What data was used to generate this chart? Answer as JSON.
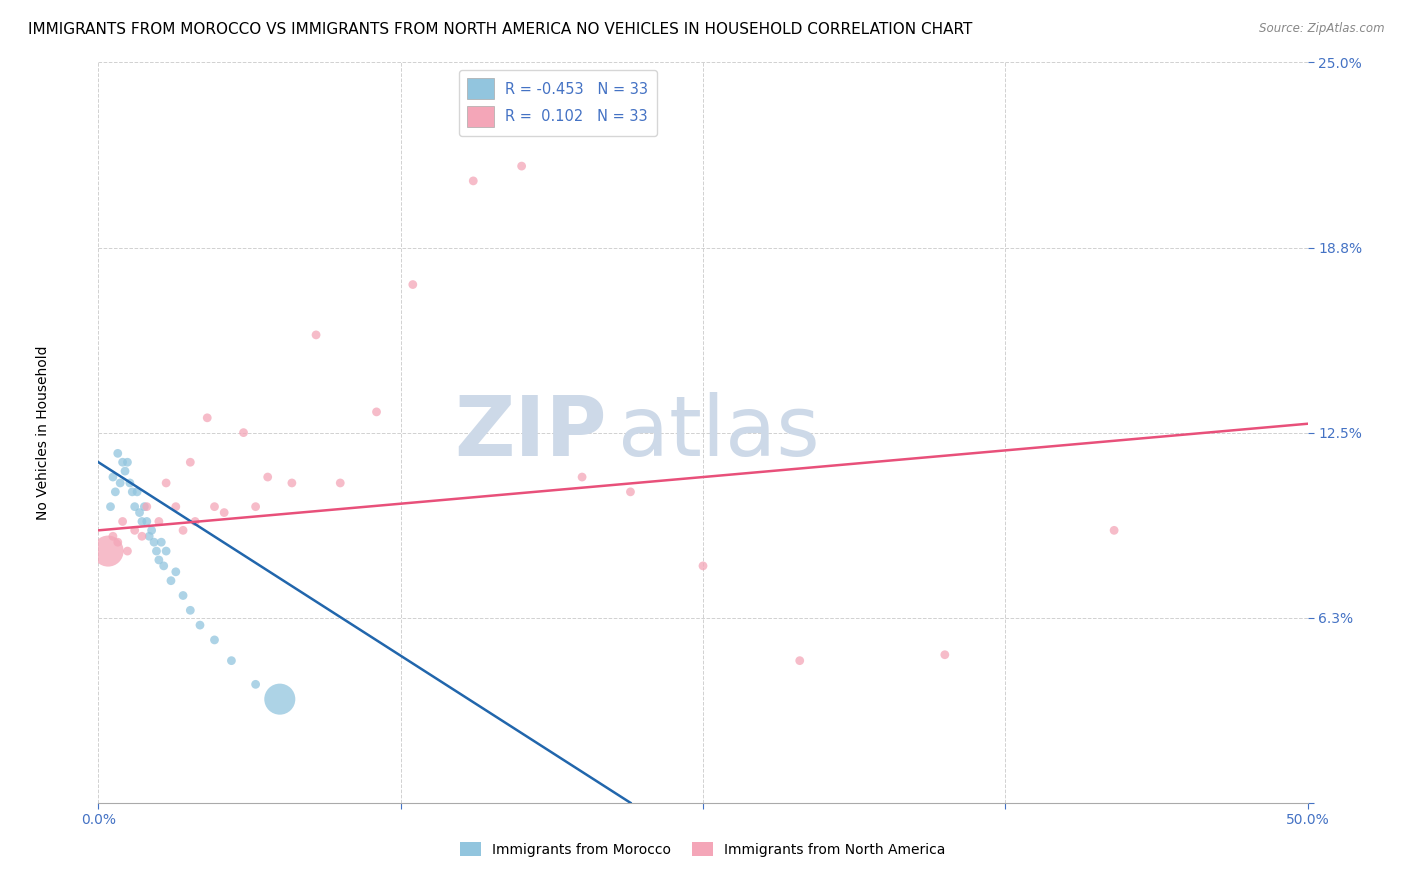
{
  "title": "IMMIGRANTS FROM MOROCCO VS IMMIGRANTS FROM NORTH AMERICA NO VEHICLES IN HOUSEHOLD CORRELATION CHART",
  "source": "Source: ZipAtlas.com",
  "ylabel_label": "No Vehicles in Household",
  "xlabel_label_blue": "Immigrants from Morocco",
  "xlabel_label_pink": "Immigrants from North America",
  "legend_blue_r": "-0.453",
  "legend_blue_n": "33",
  "legend_pink_r": "0.102",
  "legend_pink_n": "33",
  "xlim": [
    0.0,
    0.5
  ],
  "ylim": [
    0.0,
    0.25
  ],
  "blue_color": "#92c5de",
  "pink_color": "#f4a6b8",
  "blue_line_color": "#2166ac",
  "pink_line_color": "#e8507a",
  "watermark_zip": "ZIP",
  "watermark_atlas": "atlas",
  "grid_color": "#cccccc",
  "background_color": "#ffffff",
  "title_fontsize": 11,
  "axis_label_fontsize": 10,
  "tick_fontsize": 10,
  "tick_color": "#4472c4",
  "watermark_color": "#cdd9e8",
  "watermark_fontsize": 60,
  "blue_scatter_x": [
    0.005,
    0.006,
    0.007,
    0.008,
    0.009,
    0.01,
    0.011,
    0.012,
    0.013,
    0.014,
    0.015,
    0.016,
    0.017,
    0.018,
    0.019,
    0.02,
    0.021,
    0.022,
    0.023,
    0.024,
    0.025,
    0.026,
    0.027,
    0.028,
    0.03,
    0.032,
    0.035,
    0.038,
    0.042,
    0.048,
    0.055,
    0.065,
    0.075
  ],
  "blue_scatter_y": [
    0.1,
    0.11,
    0.105,
    0.118,
    0.108,
    0.115,
    0.112,
    0.115,
    0.108,
    0.105,
    0.1,
    0.105,
    0.098,
    0.095,
    0.1,
    0.095,
    0.09,
    0.092,
    0.088,
    0.085,
    0.082,
    0.088,
    0.08,
    0.085,
    0.075,
    0.078,
    0.07,
    0.065,
    0.06,
    0.055,
    0.048,
    0.04,
    0.035
  ],
  "blue_scatter_size": [
    40,
    40,
    40,
    40,
    40,
    40,
    40,
    40,
    40,
    40,
    40,
    40,
    40,
    40,
    40,
    40,
    40,
    40,
    40,
    40,
    40,
    40,
    40,
    40,
    40,
    40,
    40,
    40,
    40,
    40,
    40,
    40,
    500
  ],
  "pink_scatter_x": [
    0.004,
    0.006,
    0.008,
    0.01,
    0.012,
    0.015,
    0.018,
    0.02,
    0.025,
    0.028,
    0.032,
    0.035,
    0.038,
    0.04,
    0.045,
    0.048,
    0.052,
    0.06,
    0.065,
    0.07,
    0.08,
    0.09,
    0.1,
    0.115,
    0.13,
    0.155,
    0.175,
    0.2,
    0.22,
    0.25,
    0.29,
    0.35,
    0.42
  ],
  "pink_scatter_y": [
    0.085,
    0.09,
    0.088,
    0.095,
    0.085,
    0.092,
    0.09,
    0.1,
    0.095,
    0.108,
    0.1,
    0.092,
    0.115,
    0.095,
    0.13,
    0.1,
    0.098,
    0.125,
    0.1,
    0.11,
    0.108,
    0.158,
    0.108,
    0.132,
    0.175,
    0.21,
    0.215,
    0.11,
    0.105,
    0.08,
    0.048,
    0.05,
    0.092
  ],
  "pink_scatter_size": [
    500,
    40,
    40,
    40,
    40,
    40,
    40,
    40,
    40,
    40,
    40,
    40,
    40,
    40,
    40,
    40,
    40,
    40,
    40,
    40,
    40,
    40,
    40,
    40,
    40,
    40,
    40,
    40,
    40,
    40,
    40,
    40,
    40
  ],
  "blue_trend_x0": 0.0,
  "blue_trend_y0": 0.115,
  "blue_trend_x1": 0.22,
  "blue_trend_y1": 0.0,
  "pink_trend_x0": 0.0,
  "pink_trend_y0": 0.092,
  "pink_trend_x1": 0.5,
  "pink_trend_y1": 0.128
}
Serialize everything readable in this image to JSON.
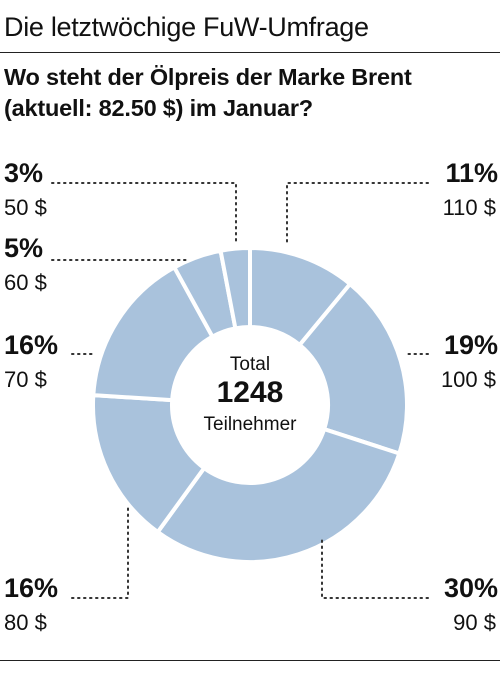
{
  "header": {
    "title": "Die letztwöchige FuW-Umfrage"
  },
  "question": "Wo steht der Ölpreis der Marke Brent (aktuell: 82.50 $) im Januar?",
  "center": {
    "total_label": "Total",
    "count": "1248",
    "unit_label": "Teilnehmer"
  },
  "colors": {
    "slice": "#a9c2dc",
    "divider": "#ffffff",
    "leader": "#333333"
  },
  "chart_data": {
    "type": "pie",
    "donut": true,
    "title": "Wo steht der Ölpreis der Marke Brent (aktuell: 82.50 $) im Januar?",
    "categories": [
      "110 $",
      "100 $",
      "90 $",
      "80 $",
      "70 $",
      "60 $",
      "50 $"
    ],
    "values": [
      11,
      19,
      30,
      16,
      16,
      5,
      3
    ],
    "labels": [
      "11%",
      "19%",
      "30%",
      "16%",
      "16%",
      "5%",
      "3%"
    ],
    "total": 1248
  }
}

- - - - -

* _EXERCISE BRIEF_
Each entry gets copied exactly; the pictures stay out.

* _TASK SOLUTION_
What data was used to generate this chart? Answer as JSON.
{
  "title": "IMMIGRANTS FROM MOROCCO VS IMMIGRANTS FROM NORTH AMERICA NO VEHICLES IN HOUSEHOLD CORRELATION CHART",
  "source": "Source: ZipAtlas.com",
  "ylabel_label": "No Vehicles in Household",
  "xlabel_label_blue": "Immigrants from Morocco",
  "xlabel_label_pink": "Immigrants from North America",
  "legend_blue_r": "-0.453",
  "legend_blue_n": "33",
  "legend_pink_r": "0.102",
  "legend_pink_n": "33",
  "xlim": [
    0.0,
    0.5
  ],
  "ylim": [
    0.0,
    0.25
  ],
  "blue_color": "#92c5de",
  "pink_color": "#f4a6b8",
  "blue_line_color": "#2166ac",
  "pink_line_color": "#e8507a",
  "watermark_zip": "ZIP",
  "watermark_atlas": "atlas",
  "grid_color": "#cccccc",
  "background_color": "#ffffff",
  "title_fontsize": 11,
  "axis_label_fontsize": 10,
  "tick_fontsize": 10,
  "tick_color": "#4472c4",
  "watermark_color": "#cdd9e8",
  "watermark_fontsize": 60,
  "blue_scatter_x": [
    0.005,
    0.006,
    0.007,
    0.008,
    0.009,
    0.01,
    0.011,
    0.012,
    0.013,
    0.014,
    0.015,
    0.016,
    0.017,
    0.018,
    0.019,
    0.02,
    0.021,
    0.022,
    0.023,
    0.024,
    0.025,
    0.026,
    0.027,
    0.028,
    0.03,
    0.032,
    0.035,
    0.038,
    0.042,
    0.048,
    0.055,
    0.065,
    0.075
  ],
  "blue_scatter_y": [
    0.1,
    0.11,
    0.105,
    0.118,
    0.108,
    0.115,
    0.112,
    0.115,
    0.108,
    0.105,
    0.1,
    0.105,
    0.098,
    0.095,
    0.1,
    0.095,
    0.09,
    0.092,
    0.088,
    0.085,
    0.082,
    0.088,
    0.08,
    0.085,
    0.075,
    0.078,
    0.07,
    0.065,
    0.06,
    0.055,
    0.048,
    0.04,
    0.035
  ],
  "blue_scatter_size": [
    40,
    40,
    40,
    40,
    40,
    40,
    40,
    40,
    40,
    40,
    40,
    40,
    40,
    40,
    40,
    40,
    40,
    40,
    40,
    40,
    40,
    40,
    40,
    40,
    40,
    40,
    40,
    40,
    40,
    40,
    40,
    40,
    500
  ],
  "pink_scatter_x": [
    0.004,
    0.006,
    0.008,
    0.01,
    0.012,
    0.015,
    0.018,
    0.02,
    0.025,
    0.028,
    0.032,
    0.035,
    0.038,
    0.04,
    0.045,
    0.048,
    0.052,
    0.06,
    0.065,
    0.07,
    0.08,
    0.09,
    0.1,
    0.115,
    0.13,
    0.155,
    0.175,
    0.2,
    0.22,
    0.25,
    0.29,
    0.35,
    0.42
  ],
  "pink_scatter_y": [
    0.085,
    0.09,
    0.088,
    0.095,
    0.085,
    0.092,
    0.09,
    0.1,
    0.095,
    0.108,
    0.1,
    0.092,
    0.115,
    0.095,
    0.13,
    0.1,
    0.098,
    0.125,
    0.1,
    0.11,
    0.108,
    0.158,
    0.108,
    0.132,
    0.175,
    0.21,
    0.215,
    0.11,
    0.105,
    0.08,
    0.048,
    0.05,
    0.092
  ],
  "pink_scatter_size": [
    500,
    40,
    40,
    40,
    40,
    40,
    40,
    40,
    40,
    40,
    40,
    40,
    40,
    40,
    40,
    40,
    40,
    40,
    40,
    40,
    40,
    40,
    40,
    40,
    40,
    40,
    40,
    40,
    40,
    40,
    40,
    40,
    40
  ],
  "blue_trend_x0": 0.0,
  "blue_trend_y0": 0.115,
  "blue_trend_x1": 0.22,
  "blue_trend_y1": 0.0,
  "pink_trend_x0": 0.0,
  "pink_trend_y0": 0.092,
  "pink_trend_x1": 0.5,
  "pink_trend_y1": 0.128
}
Serialize everything readable in this image to JSON.
{
  "header": {
    "title": "Die letztwöchige FuW-Umfrage"
  },
  "question": "Wo steht der Ölpreis der Marke Brent (aktuell: 82.50 $) im Januar?",
  "center": {
    "total_label": "Total",
    "count": "1248",
    "unit_label": "Teilnehmer"
  },
  "colors": {
    "slice": "#a9c2dc",
    "divider": "#ffffff",
    "leader": "#333333"
  },
  "chart_data": {
    "type": "pie",
    "donut": true,
    "title": "Wo steht der Ölpreis der Marke Brent (aktuell: 82.50 $) im Januar?",
    "categories": [
      "110 $",
      "100 $",
      "90 $",
      "80 $",
      "70 $",
      "60 $",
      "50 $"
    ],
    "values": [
      11,
      19,
      30,
      16,
      16,
      5,
      3
    ],
    "labels": [
      "11%",
      "19%",
      "30%",
      "16%",
      "16%",
      "5%",
      "3%"
    ],
    "total": 1248
  }
}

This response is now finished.